Return the full listing exactly as it is written.

* DATASET
========
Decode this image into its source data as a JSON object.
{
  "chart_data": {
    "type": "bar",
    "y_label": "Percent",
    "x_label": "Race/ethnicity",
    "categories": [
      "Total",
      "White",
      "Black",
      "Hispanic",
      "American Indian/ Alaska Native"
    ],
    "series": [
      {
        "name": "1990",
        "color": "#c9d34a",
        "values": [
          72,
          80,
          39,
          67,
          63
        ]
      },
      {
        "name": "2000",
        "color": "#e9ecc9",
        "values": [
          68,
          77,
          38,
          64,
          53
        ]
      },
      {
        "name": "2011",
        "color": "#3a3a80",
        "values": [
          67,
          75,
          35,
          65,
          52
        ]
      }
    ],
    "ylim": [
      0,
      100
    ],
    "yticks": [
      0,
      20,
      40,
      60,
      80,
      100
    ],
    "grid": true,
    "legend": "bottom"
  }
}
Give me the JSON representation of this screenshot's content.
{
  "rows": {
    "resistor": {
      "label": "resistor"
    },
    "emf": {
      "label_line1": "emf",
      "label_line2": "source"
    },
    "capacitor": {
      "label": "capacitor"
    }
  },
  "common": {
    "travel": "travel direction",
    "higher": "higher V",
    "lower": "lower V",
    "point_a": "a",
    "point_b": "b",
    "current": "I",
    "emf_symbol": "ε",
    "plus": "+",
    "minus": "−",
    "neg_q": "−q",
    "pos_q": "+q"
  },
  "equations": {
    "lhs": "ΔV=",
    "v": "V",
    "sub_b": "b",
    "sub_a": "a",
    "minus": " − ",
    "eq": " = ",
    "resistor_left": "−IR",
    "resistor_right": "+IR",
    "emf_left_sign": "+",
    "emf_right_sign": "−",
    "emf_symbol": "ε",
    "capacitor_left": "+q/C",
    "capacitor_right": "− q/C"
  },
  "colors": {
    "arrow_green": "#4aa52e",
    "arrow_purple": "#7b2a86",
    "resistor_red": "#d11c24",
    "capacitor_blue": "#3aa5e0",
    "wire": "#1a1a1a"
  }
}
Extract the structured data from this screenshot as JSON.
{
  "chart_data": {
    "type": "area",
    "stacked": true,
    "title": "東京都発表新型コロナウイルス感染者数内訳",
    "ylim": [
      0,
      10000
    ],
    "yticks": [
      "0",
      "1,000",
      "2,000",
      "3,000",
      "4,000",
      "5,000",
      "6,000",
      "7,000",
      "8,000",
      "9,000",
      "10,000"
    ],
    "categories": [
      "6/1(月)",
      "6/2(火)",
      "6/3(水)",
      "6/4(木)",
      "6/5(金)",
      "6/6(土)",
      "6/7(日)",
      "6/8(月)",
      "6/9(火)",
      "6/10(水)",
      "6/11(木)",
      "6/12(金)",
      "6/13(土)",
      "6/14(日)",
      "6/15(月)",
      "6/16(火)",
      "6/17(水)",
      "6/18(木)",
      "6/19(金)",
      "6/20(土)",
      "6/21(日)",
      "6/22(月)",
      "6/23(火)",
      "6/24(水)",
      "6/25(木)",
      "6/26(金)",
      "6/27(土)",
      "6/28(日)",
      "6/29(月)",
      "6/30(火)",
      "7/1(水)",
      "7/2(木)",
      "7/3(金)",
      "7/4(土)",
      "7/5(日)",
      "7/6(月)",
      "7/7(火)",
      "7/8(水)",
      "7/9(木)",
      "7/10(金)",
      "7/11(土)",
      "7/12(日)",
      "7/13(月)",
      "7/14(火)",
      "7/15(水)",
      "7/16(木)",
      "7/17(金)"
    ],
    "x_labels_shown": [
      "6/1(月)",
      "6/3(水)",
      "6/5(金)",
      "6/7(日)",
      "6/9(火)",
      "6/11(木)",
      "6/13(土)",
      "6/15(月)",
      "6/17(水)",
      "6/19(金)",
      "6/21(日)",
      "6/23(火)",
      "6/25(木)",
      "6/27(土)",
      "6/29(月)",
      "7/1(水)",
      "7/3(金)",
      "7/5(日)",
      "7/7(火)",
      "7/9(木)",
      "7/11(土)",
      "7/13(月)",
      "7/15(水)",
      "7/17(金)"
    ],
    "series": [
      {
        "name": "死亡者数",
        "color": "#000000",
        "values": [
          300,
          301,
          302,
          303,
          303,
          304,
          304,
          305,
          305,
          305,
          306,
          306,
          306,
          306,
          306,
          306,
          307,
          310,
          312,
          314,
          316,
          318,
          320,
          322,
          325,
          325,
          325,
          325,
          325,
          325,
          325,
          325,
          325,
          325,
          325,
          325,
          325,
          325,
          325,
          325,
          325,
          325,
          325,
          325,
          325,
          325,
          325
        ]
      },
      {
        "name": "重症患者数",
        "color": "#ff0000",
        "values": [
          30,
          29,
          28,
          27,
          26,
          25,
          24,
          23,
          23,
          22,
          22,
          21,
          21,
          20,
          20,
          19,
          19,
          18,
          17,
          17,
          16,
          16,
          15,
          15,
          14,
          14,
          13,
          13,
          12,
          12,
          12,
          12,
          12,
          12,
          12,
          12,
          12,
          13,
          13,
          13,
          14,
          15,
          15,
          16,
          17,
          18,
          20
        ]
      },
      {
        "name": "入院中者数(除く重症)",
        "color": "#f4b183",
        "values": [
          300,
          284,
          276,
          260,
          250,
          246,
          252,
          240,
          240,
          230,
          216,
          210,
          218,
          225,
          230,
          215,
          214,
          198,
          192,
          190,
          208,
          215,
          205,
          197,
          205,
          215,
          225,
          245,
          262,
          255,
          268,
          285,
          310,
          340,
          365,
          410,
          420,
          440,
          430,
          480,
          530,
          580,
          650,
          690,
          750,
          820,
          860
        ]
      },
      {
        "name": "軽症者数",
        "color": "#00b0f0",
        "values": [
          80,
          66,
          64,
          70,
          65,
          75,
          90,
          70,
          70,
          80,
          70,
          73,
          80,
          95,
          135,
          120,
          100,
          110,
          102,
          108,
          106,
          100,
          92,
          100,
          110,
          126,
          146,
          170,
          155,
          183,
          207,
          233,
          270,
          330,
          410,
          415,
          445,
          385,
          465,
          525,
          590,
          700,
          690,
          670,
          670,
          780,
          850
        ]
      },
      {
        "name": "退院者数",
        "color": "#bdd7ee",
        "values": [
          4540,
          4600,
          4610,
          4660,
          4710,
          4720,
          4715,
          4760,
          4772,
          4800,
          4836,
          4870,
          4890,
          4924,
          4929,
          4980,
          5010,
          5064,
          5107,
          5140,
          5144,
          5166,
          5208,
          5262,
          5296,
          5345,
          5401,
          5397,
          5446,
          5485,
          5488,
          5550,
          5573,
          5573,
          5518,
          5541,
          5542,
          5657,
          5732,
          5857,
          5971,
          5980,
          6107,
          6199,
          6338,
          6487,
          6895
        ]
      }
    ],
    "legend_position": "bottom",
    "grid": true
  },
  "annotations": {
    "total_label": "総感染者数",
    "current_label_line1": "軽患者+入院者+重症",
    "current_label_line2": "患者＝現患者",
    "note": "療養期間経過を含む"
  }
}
========
* FULL RESPONSE
Decode this image into its source data as a JSON object.
{
  "chart_data": {
    "type": "bar",
    "y_label": "Percent",
    "x_label": "Race/ethnicity",
    "categories": [
      "Total",
      "White",
      "Black",
      "Hispanic",
      "American Indian/ Alaska Native"
    ],
    "series": [
      {
        "name": "1990",
        "color": "#c9d34a",
        "values": [
          72,
          80,
          39,
          67,
          63
        ]
      },
      {
        "name": "2000",
        "color": "#e9ecc9",
        "values": [
          68,
          77,
          38,
          64,
          53
        ]
      },
      {
        "name": "2011",
        "color": "#3a3a80",
        "values": [
          67,
          75,
          35,
          65,
          52
        ]
      }
    ],
    "ylim": [
      0,
      100
    ],
    "yticks": [
      0,
      20,
      40,
      60,
      80,
      100
    ],
    "grid": true,
    "legend": "bottom"
  }
}
Give me the JSON representation of this screenshot's content.
{
  "rows": {
    "resistor": {
      "label": "resistor"
    },
    "emf": {
      "label_line1": "emf",
      "label_line2": "source"
    },
    "capacitor": {
      "label": "capacitor"
    }
  },
  "common": {
    "travel": "travel direction",
    "higher": "higher V",
    "lower": "lower V",
    "point_a": "a",
    "point_b": "b",
    "current": "I",
    "emf_symbol": "ε",
    "plus": "+",
    "minus": "−",
    "neg_q": "−q",
    "pos_q": "+q"
  },
  "equations": {
    "lhs": "ΔV=",
    "v": "V",
    "sub_b": "b",
    "sub_a": "a",
    "minus": " − ",
    "eq": " = ",
    "resistor_left": "−IR",
    "resistor_right": "+IR",
    "emf_left_sign": "+",
    "emf_right_sign": "−",
    "emf_symbol": "ε",
    "capacitor_left": "+q/C",
    "capacitor_right": "− q/C"
  },
  "colors": {
    "arrow_green": "#4aa52e",
    "arrow_purple": "#7b2a86",
    "resistor_red": "#d11c24",
    "capacitor_blue": "#3aa5e0",
    "wire": "#1a1a1a"
  }
}
Extract the structured data from this screenshot as JSON.
{
  "chart_data": {
    "type": "area",
    "stacked": true,
    "title": "東京都発表新型コロナウイルス感染者数内訳",
    "ylim": [
      0,
      10000
    ],
    "yticks": [
      "0",
      "1,000",
      "2,000",
      "3,000",
      "4,000",
      "5,000",
      "6,000",
      "7,000",
      "8,000",
      "9,000",
      "10,000"
    ],
    "categories": [
      "6/1(月)",
      "6/2(火)",
      "6/3(水)",
      "6/4(木)",
      "6/5(金)",
      "6/6(土)",
      "6/7(日)",
      "6/8(月)",
      "6/9(火)",
      "6/10(水)",
      "6/11(木)",
      "6/12(金)",
      "6/13(土)",
      "6/14(日)",
      "6/15(月)",
      "6/16(火)",
      "6/17(水)",
      "6/18(木)",
      "6/19(金)",
      "6/20(土)",
      "6/21(日)",
      "6/22(月)",
      "6/23(火)",
      "6/24(水)",
      "6/25(木)",
      "6/26(金)",
      "6/27(土)",
      "6/28(日)",
      "6/29(月)",
      "6/30(火)",
      "7/1(水)",
      "7/2(木)",
      "7/3(金)",
      "7/4(土)",
      "7/5(日)",
      "7/6(月)",
      "7/7(火)",
      "7/8(水)",
      "7/9(木)",
      "7/10(金)",
      "7/11(土)",
      "7/12(日)",
      "7/13(月)",
      "7/14(火)",
      "7/15(水)",
      "7/16(木)",
      "7/17(金)"
    ],
    "x_labels_shown": [
      "6/1(月)",
      "6/3(水)",
      "6/5(金)",
      "6/7(日)",
      "6/9(火)",
      "6/11(木)",
      "6/13(土)",
      "6/15(月)",
      "6/17(水)",
      "6/19(金)",
      "6/21(日)",
      "6/23(火)",
      "6/25(木)",
      "6/27(土)",
      "6/29(月)",
      "7/1(水)",
      "7/3(金)",
      "7/5(日)",
      "7/7(火)",
      "7/9(木)",
      "7/11(土)",
      "7/13(月)",
      "7/15(水)",
      "7/17(金)"
    ],
    "series": [
      {
        "name": "死亡者数",
        "color": "#000000",
        "values": [
          300,
          301,
          302,
          303,
          303,
          304,
          304,
          305,
          305,
          305,
          306,
          306,
          306,
          306,
          306,
          306,
          307,
          310,
          312,
          314,
          316,
          318,
          320,
          322,
          325,
          325,
          325,
          325,
          325,
          325,
          325,
          325,
          325,
          325,
          325,
          325,
          325,
          325,
          325,
          325,
          325,
          325,
          325,
          325,
          325,
          325,
          325
        ]
      },
      {
        "name": "重症患者数",
        "color": "#ff0000",
        "values": [
          30,
          29,
          28,
          27,
          26,
          25,
          24,
          23,
          23,
          22,
          22,
          21,
          21,
          20,
          20,
          19,
          19,
          18,
          17,
          17,
          16,
          16,
          15,
          15,
          14,
          14,
          13,
          13,
          12,
          12,
          12,
          12,
          12,
          12,
          12,
          12,
          12,
          13,
          13,
          13,
          14,
          15,
          15,
          16,
          17,
          18,
          20
        ]
      },
      {
        "name": "入院中者数(除く重症)",
        "color": "#f4b183",
        "values": [
          300,
          284,
          276,
          260,
          250,
          246,
          252,
          240,
          240,
          230,
          216,
          210,
          218,
          225,
          230,
          215,
          214,
          198,
          192,
          190,
          208,
          215,
          205,
          197,
          205,
          215,
          225,
          245,
          262,
          255,
          268,
          285,
          310,
          340,
          365,
          410,
          420,
          440,
          430,
          480,
          530,
          580,
          650,
          690,
          750,
          820,
          860
        ]
      },
      {
        "name": "軽症者数",
        "color": "#00b0f0",
        "values": [
          80,
          66,
          64,
          70,
          65,
          75,
          90,
          70,
          70,
          80,
          70,
          73,
          80,
          95,
          135,
          120,
          100,
          110,
          102,
          108,
          106,
          100,
          92,
          100,
          110,
          126,
          146,
          170,
          155,
          183,
          207,
          233,
          270,
          330,
          410,
          415,
          445,
          385,
          465,
          525,
          590,
          700,
          690,
          670,
          670,
          780,
          850
        ]
      },
      {
        "name": "退院者数",
        "color": "#bdd7ee",
        "values": [
          4540,
          4600,
          4610,
          4660,
          4710,
          4720,
          4715,
          4760,
          4772,
          4800,
          4836,
          4870,
          4890,
          4924,
          4929,
          4980,
          5010,
          5064,
          5107,
          5140,
          5144,
          5166,
          5208,
          5262,
          5296,
          5345,
          5401,
          5397,
          5446,
          5485,
          5488,
          5550,
          5573,
          5573,
          5518,
          5541,
          5542,
          5657,
          5732,
          5857,
          5971,
          5980,
          6107,
          6199,
          6338,
          6487,
          6895
        ]
      }
    ],
    "legend_position": "bottom",
    "grid": true
  },
  "annotations": {
    "total_label": "総感染者数",
    "current_label_line1": "軽患者+入院者+重症",
    "current_label_line2": "患者＝現患者",
    "note": "療養期間経過を含む"
  }
}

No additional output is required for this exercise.